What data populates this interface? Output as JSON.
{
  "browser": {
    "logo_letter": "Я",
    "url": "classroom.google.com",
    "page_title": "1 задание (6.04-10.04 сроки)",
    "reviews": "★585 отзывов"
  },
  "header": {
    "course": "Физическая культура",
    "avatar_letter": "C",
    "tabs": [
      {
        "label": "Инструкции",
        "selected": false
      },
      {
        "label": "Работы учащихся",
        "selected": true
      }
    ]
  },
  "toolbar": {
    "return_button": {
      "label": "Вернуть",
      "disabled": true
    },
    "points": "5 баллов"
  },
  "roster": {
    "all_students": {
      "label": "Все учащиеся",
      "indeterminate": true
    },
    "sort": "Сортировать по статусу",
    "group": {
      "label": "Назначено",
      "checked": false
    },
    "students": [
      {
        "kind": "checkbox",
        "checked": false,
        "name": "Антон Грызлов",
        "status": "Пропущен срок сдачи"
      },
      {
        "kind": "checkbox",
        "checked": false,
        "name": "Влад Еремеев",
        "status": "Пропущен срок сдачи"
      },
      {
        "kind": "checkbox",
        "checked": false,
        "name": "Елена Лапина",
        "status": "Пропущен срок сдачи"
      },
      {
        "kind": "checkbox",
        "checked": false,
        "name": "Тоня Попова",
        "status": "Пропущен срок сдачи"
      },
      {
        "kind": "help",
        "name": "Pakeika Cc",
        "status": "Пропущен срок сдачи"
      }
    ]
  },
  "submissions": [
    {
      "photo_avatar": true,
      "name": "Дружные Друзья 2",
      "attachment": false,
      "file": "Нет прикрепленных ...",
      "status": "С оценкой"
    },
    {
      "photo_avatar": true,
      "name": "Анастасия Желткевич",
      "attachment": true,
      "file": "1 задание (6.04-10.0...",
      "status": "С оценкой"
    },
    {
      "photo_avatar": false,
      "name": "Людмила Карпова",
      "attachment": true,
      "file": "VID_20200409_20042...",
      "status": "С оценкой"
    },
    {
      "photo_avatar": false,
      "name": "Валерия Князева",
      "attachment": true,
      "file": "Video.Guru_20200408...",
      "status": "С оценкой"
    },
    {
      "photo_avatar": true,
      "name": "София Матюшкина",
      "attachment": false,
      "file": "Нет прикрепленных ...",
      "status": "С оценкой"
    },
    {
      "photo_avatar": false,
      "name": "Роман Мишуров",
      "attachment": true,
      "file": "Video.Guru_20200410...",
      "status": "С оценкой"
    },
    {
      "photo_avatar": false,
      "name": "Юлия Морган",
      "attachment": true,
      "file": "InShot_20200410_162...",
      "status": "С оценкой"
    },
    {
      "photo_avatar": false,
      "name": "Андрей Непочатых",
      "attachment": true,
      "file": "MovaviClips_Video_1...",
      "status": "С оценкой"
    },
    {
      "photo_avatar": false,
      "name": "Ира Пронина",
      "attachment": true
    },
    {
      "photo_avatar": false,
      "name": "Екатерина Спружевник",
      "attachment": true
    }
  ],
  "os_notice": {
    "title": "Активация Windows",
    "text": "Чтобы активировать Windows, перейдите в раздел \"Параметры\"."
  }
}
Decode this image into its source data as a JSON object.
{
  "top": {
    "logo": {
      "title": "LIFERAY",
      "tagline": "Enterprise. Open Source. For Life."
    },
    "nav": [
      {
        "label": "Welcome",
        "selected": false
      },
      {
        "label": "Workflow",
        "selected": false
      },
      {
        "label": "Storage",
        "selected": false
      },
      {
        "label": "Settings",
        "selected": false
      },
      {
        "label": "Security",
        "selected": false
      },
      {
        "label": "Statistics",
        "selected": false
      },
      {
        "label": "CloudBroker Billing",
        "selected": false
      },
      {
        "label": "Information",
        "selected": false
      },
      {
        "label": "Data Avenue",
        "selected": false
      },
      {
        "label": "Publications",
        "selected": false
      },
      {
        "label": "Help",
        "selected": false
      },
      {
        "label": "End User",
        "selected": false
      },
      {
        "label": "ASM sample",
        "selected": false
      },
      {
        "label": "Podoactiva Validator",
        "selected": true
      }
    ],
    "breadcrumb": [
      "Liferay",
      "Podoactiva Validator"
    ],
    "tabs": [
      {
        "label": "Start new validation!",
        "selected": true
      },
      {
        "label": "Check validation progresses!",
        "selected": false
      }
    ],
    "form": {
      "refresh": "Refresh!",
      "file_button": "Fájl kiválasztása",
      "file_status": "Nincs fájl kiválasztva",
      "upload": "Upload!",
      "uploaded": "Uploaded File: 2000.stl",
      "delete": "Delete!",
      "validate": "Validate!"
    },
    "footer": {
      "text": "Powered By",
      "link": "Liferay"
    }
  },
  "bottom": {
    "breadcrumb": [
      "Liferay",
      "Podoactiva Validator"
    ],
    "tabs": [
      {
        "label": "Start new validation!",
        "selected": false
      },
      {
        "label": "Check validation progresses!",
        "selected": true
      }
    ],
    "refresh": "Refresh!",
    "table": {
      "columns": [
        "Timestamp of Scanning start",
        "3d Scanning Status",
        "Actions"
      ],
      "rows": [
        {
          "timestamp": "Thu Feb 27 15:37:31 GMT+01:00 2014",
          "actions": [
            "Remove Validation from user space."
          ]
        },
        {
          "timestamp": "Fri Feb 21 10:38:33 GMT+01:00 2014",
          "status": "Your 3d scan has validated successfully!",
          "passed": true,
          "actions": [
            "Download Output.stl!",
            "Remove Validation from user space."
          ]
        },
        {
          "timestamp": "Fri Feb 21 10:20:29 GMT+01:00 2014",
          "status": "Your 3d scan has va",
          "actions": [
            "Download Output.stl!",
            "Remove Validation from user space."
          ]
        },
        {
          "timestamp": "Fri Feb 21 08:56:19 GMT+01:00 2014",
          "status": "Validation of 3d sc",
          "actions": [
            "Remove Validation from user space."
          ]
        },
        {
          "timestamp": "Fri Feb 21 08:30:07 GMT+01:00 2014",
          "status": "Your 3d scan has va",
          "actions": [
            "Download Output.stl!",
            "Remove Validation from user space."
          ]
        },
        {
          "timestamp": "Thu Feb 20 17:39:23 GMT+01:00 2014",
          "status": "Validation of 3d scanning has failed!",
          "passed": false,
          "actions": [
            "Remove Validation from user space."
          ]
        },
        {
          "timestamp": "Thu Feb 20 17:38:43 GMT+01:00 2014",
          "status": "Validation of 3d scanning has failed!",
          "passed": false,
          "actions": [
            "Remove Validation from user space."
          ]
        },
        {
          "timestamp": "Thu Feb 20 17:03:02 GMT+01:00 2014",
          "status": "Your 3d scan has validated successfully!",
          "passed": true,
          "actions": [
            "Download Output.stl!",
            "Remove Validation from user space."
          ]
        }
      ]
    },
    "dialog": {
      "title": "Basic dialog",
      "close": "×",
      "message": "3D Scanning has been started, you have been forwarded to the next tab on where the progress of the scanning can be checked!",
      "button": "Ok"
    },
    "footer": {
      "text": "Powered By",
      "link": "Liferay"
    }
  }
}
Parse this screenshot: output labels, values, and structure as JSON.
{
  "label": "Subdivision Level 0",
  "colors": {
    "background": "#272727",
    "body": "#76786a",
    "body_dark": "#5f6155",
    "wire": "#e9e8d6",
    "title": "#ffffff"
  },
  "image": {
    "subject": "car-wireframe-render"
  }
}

Problem details: Take every line from the one containing "Parse this screenshot: output" to the end of the listing and output it exactly, with nothing else.

Response:
Parse this screenshot: output labels, values, and structure as JSON.
{
  "label": "Subdivision Level 0",
  "colors": {
    "background": "#272727",
    "body": "#76786a",
    "body_dark": "#5f6155",
    "wire": "#e9e8d6",
    "title": "#ffffff"
  },
  "image": {
    "subject": "car-wireframe-render"
  }
}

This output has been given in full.